··· Passage shown

Counterfeit wines from China

Recent crackdowns on counterfeiting rings demonstrate the scale of risk counterfeiting poses to legitimate alcohol producers. In response to pressure from European Union (EU) authorities, Chinese police and product quality monitoring agencies, such as the Administration for Quality Supervision Inspection and Quarantine (AQSIQ), launched a series of operations that revealed the existence of large-scale wine counterfeiting rings2. In 2012, after complaints from consumers, police in Shanghai discovered and raided a wine counterfeiting operation seizing over 4,000 bottles of counterfeit wine in the raid3. In 2013, officials in Yantai uncovered another wine counterfeiting operation and seized thousands of bottles of cheap Chinese wine with fake foreign labels4. The problem is so serious that, on a recent trip to China, one blogger reported that he spotted 300-400 counterfeit wines in nearly 100 stores5. While this may presently be considered a "Chinese problem" that does not impact American beverage producers, it will not remain that way. As counterfeiting alcohol becomes more profitable, counterfeited Chinese products will inevitably make their way outside China to other countries, including America, through internet purchases or criminal enterprises, as well as via other avenues. For example, in 2011, counterfeit wines of Chinese origin were allegedly seized in England6.

The limits of preventive measures on wine counterfeits

Like authentication technologies, preventive measures alone at best merely reduce the risks related to the circulation of counterfeits. Even sophisticated consumers often have difficulty determining the authenticity of potentially counterfeited products7. Even if a retailer or consumer is sophisticated enough to understand and utilize such technologies, authentication technologies can also be faked. Consumer confidence and trust in a brand can still be damaged.

Additionally, online vendors facilitate sales of counterfeit products despite the best authentication technology. A picture of an original bottle is the basis for a purchase, but it is not until the sale is consummated and the counterfeit is shipped that the purchaser even has the opportunity to inspect the bottle and confirm authenticity.

A growing brand protection issue in terms of sales and safety

The global expansion of the alcoholic beverages market, driven by the thirst for alcoholic beverages of the emerging middle classes in many Asian countries, has two immediate effects related to counterfeiting. First, counterfeiters are expanding their target base from high-end luxury wines and spirits to lower cost brands. This expansion increases the segment of the beverage market at risk from counterfeiting. Second, counterfeit products have significant negative impact on a company's brand. In addition to consumer association of inferior quality due to counterfeit products, there is also an increased risk of personal injury claims. In fact, counterfeit alcohol leads to many injuries around the world. Recently, a report stated that fake alcohol is responsible for an increasing number of deaths and injuries8.

······

:: Job A ::
From the records, copy the stretch from the line that contains "For every button, label, input, icon, or" through the line that contains "x-axis-label: 24 May 05:00 [94,744,149,754]", both included.

··· Supplied records

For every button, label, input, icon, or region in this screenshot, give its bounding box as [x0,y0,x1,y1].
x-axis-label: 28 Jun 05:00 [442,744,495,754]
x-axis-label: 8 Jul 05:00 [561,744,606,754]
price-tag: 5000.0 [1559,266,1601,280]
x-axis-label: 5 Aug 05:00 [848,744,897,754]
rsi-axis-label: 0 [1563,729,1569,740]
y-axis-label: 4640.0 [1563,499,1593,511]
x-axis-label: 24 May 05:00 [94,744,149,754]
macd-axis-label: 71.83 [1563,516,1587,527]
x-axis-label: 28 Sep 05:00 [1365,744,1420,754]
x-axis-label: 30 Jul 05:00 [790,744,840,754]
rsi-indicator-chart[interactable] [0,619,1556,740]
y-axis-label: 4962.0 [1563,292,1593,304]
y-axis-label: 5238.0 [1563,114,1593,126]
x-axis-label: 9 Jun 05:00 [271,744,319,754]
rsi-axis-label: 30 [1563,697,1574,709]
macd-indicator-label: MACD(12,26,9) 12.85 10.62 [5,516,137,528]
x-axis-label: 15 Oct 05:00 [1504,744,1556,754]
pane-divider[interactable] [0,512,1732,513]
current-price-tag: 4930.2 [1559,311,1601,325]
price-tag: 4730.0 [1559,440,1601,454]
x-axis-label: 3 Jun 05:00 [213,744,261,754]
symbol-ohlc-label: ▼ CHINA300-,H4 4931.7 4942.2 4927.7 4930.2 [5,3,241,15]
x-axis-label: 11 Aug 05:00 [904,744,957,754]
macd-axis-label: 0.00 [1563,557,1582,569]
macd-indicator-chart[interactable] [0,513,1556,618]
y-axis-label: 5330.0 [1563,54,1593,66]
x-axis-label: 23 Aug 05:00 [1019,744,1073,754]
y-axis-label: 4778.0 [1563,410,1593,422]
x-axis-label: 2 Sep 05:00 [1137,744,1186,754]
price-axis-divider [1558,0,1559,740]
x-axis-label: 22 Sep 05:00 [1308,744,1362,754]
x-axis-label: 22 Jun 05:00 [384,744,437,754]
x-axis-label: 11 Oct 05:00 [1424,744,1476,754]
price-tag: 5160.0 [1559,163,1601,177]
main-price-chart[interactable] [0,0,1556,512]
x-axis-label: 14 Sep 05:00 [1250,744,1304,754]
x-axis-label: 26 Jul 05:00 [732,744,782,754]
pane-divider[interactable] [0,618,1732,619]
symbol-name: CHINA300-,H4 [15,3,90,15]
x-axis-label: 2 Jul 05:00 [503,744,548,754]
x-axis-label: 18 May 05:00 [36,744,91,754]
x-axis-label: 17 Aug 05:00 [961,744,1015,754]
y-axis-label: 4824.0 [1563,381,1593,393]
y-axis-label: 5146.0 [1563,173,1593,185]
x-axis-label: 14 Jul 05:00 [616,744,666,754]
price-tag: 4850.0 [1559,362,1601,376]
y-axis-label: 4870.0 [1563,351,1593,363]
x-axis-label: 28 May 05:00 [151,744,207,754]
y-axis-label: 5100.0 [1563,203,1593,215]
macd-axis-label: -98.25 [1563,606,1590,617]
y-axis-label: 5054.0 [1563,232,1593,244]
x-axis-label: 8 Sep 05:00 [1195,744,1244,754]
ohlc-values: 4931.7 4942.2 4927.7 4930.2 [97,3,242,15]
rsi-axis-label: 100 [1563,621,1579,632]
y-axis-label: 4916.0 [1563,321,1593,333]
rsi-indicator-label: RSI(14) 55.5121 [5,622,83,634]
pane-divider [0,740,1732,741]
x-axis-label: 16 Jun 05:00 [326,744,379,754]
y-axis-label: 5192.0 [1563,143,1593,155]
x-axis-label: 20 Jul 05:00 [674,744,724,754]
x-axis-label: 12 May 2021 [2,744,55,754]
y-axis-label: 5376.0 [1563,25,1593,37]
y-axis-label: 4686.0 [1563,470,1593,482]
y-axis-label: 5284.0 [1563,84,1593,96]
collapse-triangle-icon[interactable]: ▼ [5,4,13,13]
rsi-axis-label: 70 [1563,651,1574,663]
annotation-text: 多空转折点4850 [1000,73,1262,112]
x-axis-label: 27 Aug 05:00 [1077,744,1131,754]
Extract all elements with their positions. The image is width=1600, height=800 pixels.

······
··· Supplied records

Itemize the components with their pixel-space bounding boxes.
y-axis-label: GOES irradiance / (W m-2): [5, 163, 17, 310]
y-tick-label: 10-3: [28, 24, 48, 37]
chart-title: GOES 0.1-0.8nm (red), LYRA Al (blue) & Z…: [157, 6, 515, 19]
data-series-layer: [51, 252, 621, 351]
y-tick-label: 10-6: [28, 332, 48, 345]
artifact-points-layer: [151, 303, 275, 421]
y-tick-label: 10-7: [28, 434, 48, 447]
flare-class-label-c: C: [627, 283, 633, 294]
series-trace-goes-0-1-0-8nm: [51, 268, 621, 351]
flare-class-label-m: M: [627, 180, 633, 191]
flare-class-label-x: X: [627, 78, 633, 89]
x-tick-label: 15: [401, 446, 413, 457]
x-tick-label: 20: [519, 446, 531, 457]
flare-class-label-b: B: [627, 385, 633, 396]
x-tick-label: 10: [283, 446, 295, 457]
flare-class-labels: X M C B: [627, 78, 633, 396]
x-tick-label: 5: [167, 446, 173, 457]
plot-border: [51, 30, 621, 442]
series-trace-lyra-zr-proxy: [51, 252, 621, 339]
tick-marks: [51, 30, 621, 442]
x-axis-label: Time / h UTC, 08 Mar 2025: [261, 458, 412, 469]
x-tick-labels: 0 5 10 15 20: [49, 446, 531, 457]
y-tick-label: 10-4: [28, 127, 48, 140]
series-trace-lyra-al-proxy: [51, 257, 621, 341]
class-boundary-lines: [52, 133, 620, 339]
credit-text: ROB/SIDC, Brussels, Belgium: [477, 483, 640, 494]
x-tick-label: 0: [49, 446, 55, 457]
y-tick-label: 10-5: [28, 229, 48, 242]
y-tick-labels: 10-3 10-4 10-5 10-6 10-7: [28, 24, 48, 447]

······

:: Job B ::
Reproduce the stretch of the counterfeit wine passage from "A growing brand" through "deaths and injuries8.", swapping "thirst" for "demand".

:: Exercise solution A ::
For every button, label, input, icon, or region in this screenshot, give its bounding box as [x0,y0,x1,y1].
x-axis-label: 28 Jun 05:00 [442,744,495,754]
x-axis-label: 8 Jul 05:00 [561,744,606,754]
price-tag: 5000.0 [1559,266,1601,280]
x-axis-label: 5 Aug 05:00 [848,744,897,754]
rsi-axis-label: 0 [1563,729,1569,740]
y-axis-label: 4640.0 [1563,499,1593,511]
x-axis-label: 24 May 05:00 [94,744,149,754]

:: Exercise solution B ::
A growing brand protection issue in terms of sales and safety

The global expansion of the alcoholic beverages market, driven by the demand for alcoholic beverages of the emerging middle classes in many Asian countries, has two immediate effects related to counterfeiting. First, counterfeiters are expanding their target base from high-end luxury wines and spirits to lower cost brands. This expansion increases the segment of the beverage market at risk from counterfeiting. Second, counterfeit products have significant negative impact on a company's brand. In addition to consumer association of inferior quality due to counterfeit products, there is also an increased risk of personal injury claims. In fact, counterfeit alcohol leads to many injuries around the world. Recently, a report stated that fake alcohol is responsible for an increasing number of deaths and injuries8.